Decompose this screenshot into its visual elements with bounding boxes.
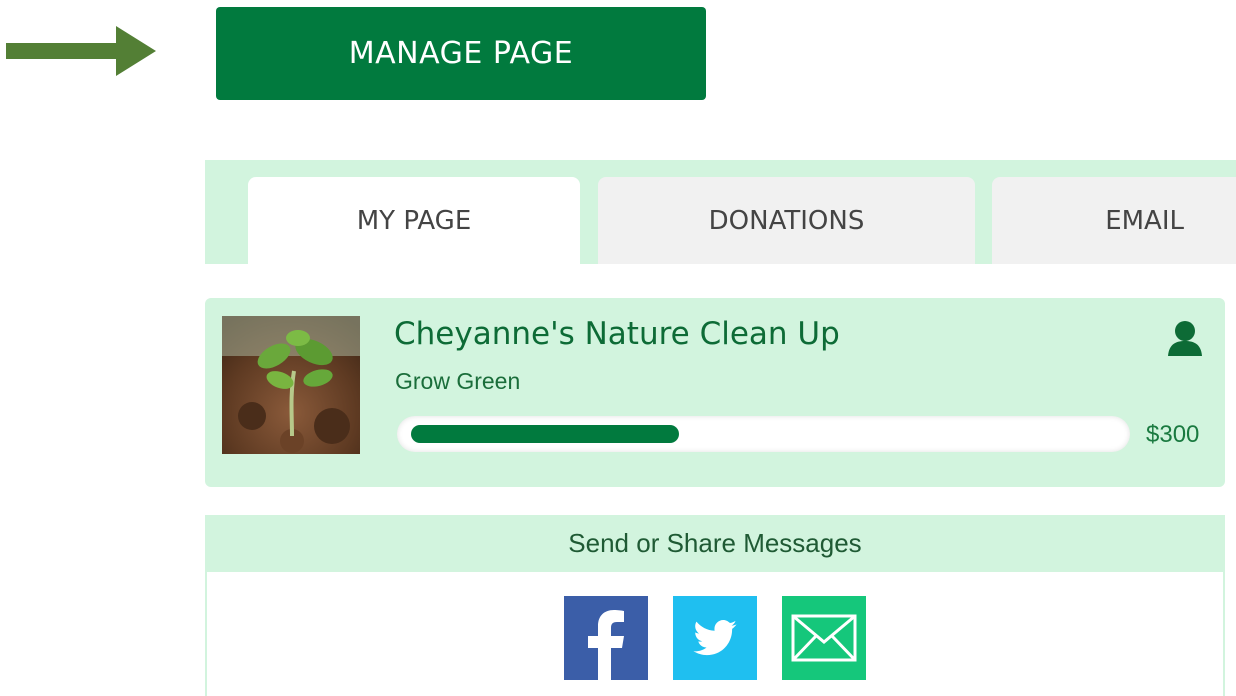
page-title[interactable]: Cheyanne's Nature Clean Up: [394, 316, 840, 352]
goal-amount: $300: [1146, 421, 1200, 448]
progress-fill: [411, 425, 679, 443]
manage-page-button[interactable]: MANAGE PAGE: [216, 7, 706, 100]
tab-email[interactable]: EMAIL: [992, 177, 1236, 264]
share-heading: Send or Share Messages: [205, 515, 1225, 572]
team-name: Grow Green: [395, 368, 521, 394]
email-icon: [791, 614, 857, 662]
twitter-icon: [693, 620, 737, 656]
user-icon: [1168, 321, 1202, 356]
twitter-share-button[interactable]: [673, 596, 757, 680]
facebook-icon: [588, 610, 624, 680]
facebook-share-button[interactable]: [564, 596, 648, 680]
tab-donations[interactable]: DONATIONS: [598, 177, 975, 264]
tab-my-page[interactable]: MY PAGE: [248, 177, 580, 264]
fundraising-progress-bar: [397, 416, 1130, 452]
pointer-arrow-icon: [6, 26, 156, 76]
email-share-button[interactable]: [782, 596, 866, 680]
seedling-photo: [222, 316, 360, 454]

● ● ● ● ● ● ●

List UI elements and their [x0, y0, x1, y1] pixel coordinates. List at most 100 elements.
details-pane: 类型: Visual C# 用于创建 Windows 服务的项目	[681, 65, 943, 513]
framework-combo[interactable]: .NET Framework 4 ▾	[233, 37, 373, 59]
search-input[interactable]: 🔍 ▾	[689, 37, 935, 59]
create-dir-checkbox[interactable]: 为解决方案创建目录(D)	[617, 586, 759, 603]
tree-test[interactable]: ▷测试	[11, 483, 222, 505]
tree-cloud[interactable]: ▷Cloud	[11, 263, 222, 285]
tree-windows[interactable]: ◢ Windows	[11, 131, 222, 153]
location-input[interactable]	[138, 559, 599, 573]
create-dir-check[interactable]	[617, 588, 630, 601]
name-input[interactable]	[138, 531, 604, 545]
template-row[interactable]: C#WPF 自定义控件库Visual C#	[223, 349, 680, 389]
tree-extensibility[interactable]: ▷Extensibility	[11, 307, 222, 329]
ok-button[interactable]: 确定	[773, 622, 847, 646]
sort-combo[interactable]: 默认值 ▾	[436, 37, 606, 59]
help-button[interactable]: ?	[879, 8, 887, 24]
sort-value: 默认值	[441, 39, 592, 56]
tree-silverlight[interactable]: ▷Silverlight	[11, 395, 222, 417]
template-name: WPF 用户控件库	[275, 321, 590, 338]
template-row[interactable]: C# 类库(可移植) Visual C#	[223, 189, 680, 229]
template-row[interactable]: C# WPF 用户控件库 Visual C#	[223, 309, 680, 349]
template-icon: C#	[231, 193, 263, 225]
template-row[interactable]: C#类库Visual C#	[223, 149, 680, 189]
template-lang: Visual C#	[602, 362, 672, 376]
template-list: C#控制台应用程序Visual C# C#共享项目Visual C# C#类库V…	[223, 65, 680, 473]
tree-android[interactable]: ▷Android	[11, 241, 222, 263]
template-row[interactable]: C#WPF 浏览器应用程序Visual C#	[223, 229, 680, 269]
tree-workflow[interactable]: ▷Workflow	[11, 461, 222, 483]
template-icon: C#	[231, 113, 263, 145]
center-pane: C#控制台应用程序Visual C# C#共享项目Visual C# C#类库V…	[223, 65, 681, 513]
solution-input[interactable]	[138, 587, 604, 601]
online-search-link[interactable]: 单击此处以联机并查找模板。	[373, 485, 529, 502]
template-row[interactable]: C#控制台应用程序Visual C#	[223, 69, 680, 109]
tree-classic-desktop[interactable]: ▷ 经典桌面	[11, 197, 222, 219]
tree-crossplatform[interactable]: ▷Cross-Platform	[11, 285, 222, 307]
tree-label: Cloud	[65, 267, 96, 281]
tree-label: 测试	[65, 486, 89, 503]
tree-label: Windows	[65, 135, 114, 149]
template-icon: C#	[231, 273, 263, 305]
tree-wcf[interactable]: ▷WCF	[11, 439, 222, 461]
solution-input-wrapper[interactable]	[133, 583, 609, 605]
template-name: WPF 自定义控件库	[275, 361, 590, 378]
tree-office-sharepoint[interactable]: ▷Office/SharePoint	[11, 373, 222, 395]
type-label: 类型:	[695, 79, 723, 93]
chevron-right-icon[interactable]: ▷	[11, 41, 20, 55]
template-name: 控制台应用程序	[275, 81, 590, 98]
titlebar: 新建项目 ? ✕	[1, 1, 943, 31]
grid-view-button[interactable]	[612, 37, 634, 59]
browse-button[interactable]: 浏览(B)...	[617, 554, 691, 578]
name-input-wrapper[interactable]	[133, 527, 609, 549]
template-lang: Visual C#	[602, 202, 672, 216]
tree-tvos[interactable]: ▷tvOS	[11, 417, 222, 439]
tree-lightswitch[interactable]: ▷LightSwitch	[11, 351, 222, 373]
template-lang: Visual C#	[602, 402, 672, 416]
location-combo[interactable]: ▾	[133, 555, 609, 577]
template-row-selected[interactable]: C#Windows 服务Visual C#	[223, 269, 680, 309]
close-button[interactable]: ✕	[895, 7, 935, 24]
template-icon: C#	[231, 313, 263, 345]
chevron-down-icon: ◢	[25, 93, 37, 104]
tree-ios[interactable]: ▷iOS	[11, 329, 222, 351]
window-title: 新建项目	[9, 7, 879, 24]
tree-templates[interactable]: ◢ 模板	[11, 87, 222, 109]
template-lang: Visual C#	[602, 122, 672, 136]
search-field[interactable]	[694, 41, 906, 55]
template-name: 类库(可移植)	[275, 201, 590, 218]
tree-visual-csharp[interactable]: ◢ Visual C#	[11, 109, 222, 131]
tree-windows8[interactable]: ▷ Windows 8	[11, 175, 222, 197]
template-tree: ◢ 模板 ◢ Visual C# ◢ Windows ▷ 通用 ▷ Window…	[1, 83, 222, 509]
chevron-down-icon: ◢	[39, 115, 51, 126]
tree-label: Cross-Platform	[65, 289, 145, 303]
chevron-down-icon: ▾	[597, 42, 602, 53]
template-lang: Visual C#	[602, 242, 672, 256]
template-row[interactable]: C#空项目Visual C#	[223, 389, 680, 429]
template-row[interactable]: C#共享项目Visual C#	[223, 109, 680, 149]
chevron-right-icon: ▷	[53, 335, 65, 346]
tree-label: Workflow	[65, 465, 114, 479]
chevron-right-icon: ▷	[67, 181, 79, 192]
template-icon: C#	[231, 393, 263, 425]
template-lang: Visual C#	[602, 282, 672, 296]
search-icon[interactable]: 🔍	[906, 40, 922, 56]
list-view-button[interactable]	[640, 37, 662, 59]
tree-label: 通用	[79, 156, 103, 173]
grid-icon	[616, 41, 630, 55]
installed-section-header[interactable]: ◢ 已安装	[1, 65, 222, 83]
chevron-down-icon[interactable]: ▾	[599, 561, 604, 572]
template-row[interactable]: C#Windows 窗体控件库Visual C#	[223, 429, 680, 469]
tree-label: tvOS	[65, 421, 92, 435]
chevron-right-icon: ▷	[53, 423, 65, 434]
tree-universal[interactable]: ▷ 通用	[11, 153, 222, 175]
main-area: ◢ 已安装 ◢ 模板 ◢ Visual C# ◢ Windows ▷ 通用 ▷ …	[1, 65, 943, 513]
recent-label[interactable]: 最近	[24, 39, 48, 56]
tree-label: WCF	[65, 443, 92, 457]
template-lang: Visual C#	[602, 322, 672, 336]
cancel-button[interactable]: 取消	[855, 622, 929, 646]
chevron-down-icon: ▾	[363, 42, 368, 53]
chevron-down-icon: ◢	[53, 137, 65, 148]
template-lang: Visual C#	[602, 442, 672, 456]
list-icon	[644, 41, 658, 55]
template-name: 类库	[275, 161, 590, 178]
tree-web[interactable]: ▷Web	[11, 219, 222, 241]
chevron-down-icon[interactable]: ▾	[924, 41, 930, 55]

● ● ● ● ● ● ●

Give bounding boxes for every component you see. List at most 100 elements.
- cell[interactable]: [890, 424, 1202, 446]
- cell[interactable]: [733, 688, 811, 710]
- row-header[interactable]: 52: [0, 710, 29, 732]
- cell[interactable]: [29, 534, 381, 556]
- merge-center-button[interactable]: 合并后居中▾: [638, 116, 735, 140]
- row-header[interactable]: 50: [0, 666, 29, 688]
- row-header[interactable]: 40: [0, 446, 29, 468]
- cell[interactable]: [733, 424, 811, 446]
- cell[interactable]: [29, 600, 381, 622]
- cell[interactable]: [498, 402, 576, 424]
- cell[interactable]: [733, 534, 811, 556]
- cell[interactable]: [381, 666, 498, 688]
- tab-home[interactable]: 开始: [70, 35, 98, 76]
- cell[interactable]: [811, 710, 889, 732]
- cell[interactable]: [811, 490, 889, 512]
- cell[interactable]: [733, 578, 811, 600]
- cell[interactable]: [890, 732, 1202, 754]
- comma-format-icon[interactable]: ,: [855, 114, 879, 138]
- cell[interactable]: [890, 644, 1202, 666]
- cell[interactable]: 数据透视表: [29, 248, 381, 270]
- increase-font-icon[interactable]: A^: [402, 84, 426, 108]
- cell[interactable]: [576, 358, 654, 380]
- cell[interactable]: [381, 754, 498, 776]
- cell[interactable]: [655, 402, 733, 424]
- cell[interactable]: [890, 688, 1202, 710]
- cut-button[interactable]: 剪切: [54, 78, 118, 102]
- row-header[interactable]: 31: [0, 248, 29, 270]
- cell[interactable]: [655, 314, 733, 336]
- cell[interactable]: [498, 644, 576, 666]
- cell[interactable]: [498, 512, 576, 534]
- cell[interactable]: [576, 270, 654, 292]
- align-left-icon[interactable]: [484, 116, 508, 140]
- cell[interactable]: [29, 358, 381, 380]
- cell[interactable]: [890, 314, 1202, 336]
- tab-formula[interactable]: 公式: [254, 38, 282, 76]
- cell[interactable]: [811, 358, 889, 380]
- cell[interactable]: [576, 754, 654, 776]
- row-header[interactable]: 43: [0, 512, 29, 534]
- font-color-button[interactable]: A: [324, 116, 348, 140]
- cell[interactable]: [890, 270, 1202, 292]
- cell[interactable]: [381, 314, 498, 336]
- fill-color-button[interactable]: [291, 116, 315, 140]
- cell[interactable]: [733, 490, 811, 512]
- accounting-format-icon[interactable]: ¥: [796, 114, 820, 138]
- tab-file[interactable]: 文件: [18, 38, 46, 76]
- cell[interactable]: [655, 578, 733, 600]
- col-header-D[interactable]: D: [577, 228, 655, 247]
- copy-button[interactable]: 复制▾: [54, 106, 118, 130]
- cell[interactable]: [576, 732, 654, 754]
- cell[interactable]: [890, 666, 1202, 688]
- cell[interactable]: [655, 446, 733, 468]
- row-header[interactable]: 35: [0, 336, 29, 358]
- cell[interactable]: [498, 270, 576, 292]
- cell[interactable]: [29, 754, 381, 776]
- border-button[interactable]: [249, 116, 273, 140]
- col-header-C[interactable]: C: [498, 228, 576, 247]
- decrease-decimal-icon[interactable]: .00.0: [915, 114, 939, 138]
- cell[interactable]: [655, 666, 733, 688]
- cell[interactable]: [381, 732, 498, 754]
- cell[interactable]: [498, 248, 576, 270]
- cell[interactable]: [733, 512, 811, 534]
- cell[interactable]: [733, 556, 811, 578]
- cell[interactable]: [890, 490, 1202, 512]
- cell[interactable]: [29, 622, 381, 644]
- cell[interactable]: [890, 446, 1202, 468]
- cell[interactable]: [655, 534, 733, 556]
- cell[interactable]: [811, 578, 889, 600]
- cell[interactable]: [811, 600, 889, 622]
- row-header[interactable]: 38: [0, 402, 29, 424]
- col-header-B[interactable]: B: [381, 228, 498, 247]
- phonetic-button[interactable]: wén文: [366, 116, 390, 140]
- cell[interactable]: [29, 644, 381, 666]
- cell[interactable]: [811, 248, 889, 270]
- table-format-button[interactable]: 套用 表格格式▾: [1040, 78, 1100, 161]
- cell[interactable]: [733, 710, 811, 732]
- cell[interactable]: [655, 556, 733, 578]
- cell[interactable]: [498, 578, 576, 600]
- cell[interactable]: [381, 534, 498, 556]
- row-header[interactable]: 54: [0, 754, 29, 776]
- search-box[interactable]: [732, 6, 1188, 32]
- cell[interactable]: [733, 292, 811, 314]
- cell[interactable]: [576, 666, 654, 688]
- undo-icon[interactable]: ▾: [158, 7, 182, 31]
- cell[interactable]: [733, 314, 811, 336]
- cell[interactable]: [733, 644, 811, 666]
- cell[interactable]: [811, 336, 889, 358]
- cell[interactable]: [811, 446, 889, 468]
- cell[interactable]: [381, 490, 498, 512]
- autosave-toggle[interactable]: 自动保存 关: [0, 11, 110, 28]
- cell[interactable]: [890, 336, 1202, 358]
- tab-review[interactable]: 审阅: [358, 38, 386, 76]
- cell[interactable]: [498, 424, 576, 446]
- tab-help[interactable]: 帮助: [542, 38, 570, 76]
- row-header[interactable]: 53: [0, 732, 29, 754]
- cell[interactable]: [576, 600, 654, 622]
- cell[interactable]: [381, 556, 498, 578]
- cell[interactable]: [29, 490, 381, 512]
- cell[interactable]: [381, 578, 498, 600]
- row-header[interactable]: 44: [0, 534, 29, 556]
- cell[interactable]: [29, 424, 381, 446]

● ● ● ● ● ● ●

[The task] Could you pull out the stretch of the records from the line containing "List UI elements" through the line containing "37, 935, 59]", both included, and reproduce it unchanged?

[Exercise response]
List UI elements and their [x0, y0, x1, y1] pixel coordinates. List at most 100 elements.
details-pane: 类型: Visual C# 用于创建 Windows 服务的项目	[681, 65, 943, 513]
framework-combo[interactable]: .NET Framework 4 ▾	[233, 37, 373, 59]
search-input[interactable]: 🔍 ▾	[689, 37, 935, 59]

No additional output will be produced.